> Prompt: Using the data beneath, show every line that includes the word "monitor".

(Dataset records)
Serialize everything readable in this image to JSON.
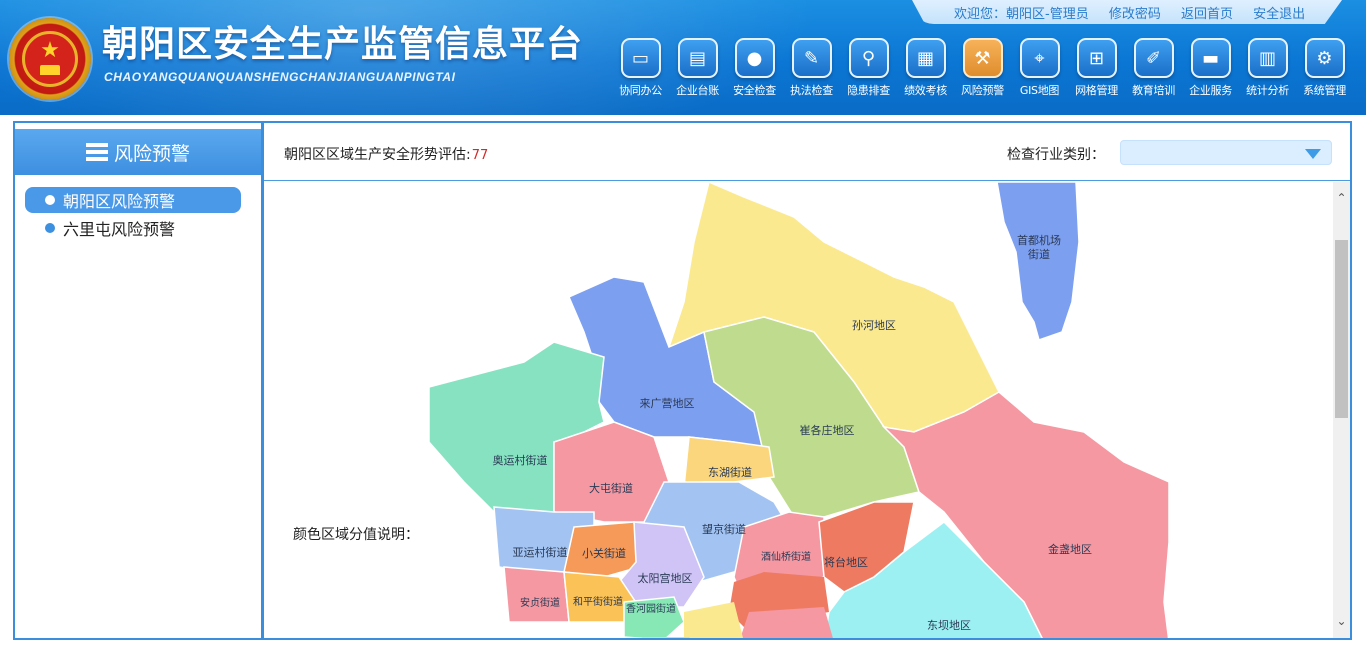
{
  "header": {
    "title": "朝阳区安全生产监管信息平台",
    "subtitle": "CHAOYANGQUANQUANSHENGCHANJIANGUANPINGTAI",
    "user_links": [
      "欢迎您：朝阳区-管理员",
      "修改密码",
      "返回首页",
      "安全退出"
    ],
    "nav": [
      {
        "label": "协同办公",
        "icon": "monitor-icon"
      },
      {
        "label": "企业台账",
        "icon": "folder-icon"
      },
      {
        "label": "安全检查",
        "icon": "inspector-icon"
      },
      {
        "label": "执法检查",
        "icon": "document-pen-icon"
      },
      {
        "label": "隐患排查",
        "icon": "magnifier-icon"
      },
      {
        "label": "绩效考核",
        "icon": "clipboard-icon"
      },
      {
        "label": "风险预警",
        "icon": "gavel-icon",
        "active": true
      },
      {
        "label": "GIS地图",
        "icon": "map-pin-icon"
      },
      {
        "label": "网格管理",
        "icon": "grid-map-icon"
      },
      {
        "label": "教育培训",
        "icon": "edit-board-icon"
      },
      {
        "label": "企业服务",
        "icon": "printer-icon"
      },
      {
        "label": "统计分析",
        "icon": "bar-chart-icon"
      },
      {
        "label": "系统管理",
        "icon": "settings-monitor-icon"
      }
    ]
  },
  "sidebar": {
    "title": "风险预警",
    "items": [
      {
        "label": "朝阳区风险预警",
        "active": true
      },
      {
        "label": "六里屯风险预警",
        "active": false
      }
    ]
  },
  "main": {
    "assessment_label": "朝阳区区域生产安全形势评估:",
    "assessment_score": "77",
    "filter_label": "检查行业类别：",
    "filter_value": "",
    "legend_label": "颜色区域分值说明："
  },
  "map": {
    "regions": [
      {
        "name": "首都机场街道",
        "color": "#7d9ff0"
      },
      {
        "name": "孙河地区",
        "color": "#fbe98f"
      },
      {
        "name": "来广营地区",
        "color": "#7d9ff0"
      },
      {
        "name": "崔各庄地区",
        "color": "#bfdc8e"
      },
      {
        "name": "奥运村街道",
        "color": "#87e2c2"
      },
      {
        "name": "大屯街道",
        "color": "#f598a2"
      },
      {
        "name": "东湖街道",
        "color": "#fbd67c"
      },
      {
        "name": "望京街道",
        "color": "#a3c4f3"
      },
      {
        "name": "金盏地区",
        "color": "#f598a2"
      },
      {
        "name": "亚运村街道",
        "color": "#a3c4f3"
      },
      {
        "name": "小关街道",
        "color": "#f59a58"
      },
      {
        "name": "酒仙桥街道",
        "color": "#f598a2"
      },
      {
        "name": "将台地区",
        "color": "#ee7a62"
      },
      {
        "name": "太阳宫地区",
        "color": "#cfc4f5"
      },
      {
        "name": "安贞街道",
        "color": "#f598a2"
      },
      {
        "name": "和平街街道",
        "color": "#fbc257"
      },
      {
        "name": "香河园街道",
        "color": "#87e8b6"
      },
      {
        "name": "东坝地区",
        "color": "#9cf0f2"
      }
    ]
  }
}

> Reply:
        "icon": "monitor-icon"
        "icon": "settings-monitor-icon"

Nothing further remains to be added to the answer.